**Problem to solve:** Copy the listing below in full and skip every picture.

====

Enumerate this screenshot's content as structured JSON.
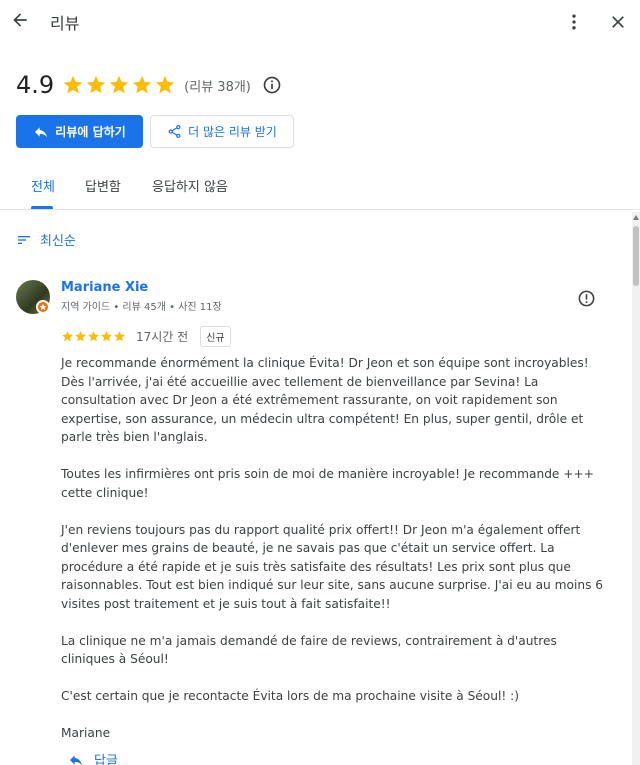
{
  "header": {
    "title": "리뷰"
  },
  "summary": {
    "score": "4.9",
    "stars": 5,
    "count_label": "(리뷰 38개)"
  },
  "actions": {
    "reply_label": "리뷰에 답하기",
    "more_reviews_label": "더 많은 리뷰 받기"
  },
  "tabs": [
    {
      "label": "전체",
      "active": true
    },
    {
      "label": "답변함",
      "active": false
    },
    {
      "label": "응답하지 않음",
      "active": false
    }
  ],
  "sort": {
    "label": "최신순"
  },
  "review": {
    "name": "Mariane Xie",
    "meta": "지역 가이드 • 리뷰 45개 • 사진 11장",
    "stars": 5,
    "time": "17시간 전",
    "badge": "신규",
    "paragraphs": [
      "Je recommande énormément la clinique Évita! Dr Jeon et son équipe sont incroyables! Dès l'arrivée, j'ai été accueillie avec tellement de bienveillance par Sevina! La consultation avec Dr Jeon a été extrêmement rassurante, on voit rapidement son expertise, son assurance, un médecin ultra compétent! En plus, super gentil, drôle et parle très bien l'anglais.",
      "Toutes les infirmières ont pris soin de moi de manière incroyable! Je recommande +++ cette clinique!",
      "J'en reviens toujours pas du rapport qualité prix offert!! Dr Jeon m'a également offert d'enlever mes grains de beauté, je ne savais pas que c'était un service offert. La procédure a été rapide et je suis très satisfaite des résultats! Les prix sont plus que raisonnables. Tout est bien indiqué sur leur site, sans aucune surprise. J'ai eu au moins 6 visites post traitement et je suis tout à fait satisfaite!!",
      "La clinique ne m'a jamais demandé de faire de reviews, contrairement à d'autres cliniques à Séoul!",
      "C'est certain que je recontacte Évita lors de ma prochaine visite à Séoul! :)",
      "Mariane"
    ],
    "reply_label": "답글"
  },
  "colors": {
    "accent": "#1a73e8",
    "star": "#fbbc04",
    "badge": "#e8710a"
  },
  "icons": [
    "arrow-left-icon",
    "more-vert-icon",
    "close-icon",
    "info-icon",
    "reply-icon",
    "share-icon",
    "sort-icon",
    "flag-icon",
    "star-icon"
  ]
}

====

**Finished task:**
Enumerate this screenshot's content as structured JSON.
{
  "header": {
    "title": "리뷰"
  },
  "summary": {
    "score": "4.9",
    "stars": 5,
    "count_label": "(리뷰 38개)"
  },
  "actions": {
    "reply_label": "리뷰에 답하기",
    "more_reviews_label": "더 많은 리뷰 받기"
  },
  "tabs": [
    {
      "label": "전체",
      "active": true
    },
    {
      "label": "답변함",
      "active": false
    },
    {
      "label": "응답하지 않음",
      "active": false
    }
  ],
  "sort": {
    "label": "최신순"
  },
  "review": {
    "name": "Mariane Xie",
    "meta": "지역 가이드 • 리뷰 45개 • 사진 11장",
    "stars": 5,
    "time": "17시간 전",
    "badge": "신규",
    "paragraphs": [
      "Je recommande énormément la clinique Évita! Dr Jeon et son équipe sont incroyables! Dès l'arrivée, j'ai été accueillie avec tellement de bienveillance par Sevina! La consultation avec Dr Jeon a été extrêmement rassurante, on voit rapidement son expertise, son assurance, un médecin ultra compétent! En plus, super gentil, drôle et parle très bien l'anglais.",
      "Toutes les infirmières ont pris soin de moi de manière incroyable! Je recommande +++ cette clinique!",
      "J'en reviens toujours pas du rapport qualité prix offert!! Dr Jeon m'a également offert d'enlever mes grains de beauté, je ne savais pas que c'était un service offert. La procédure a été rapide et je suis très satisfaite des résultats! Les prix sont plus que raisonnables. Tout est bien indiqué sur leur site, sans aucune surprise. J'ai eu au moins 6 visites post traitement et je suis tout à fait satisfaite!!",
      "La clinique ne m'a jamais demandé de faire de reviews, contrairement à d'autres cliniques à Séoul!",
      "C'est certain que je recontacte Évita lors de ma prochaine visite à Séoul! :)",
      "Mariane"
    ],
    "reply_label": "답글"
  },
  "colors": {
    "accent": "#1a73e8",
    "star": "#fbbc04",
    "badge": "#e8710a"
  },
  "icons": [
    "arrow-left-icon",
    "more-vert-icon",
    "close-icon",
    "info-icon",
    "reply-icon",
    "share-icon",
    "sort-icon",
    "flag-icon",
    "star-icon"
  ]
}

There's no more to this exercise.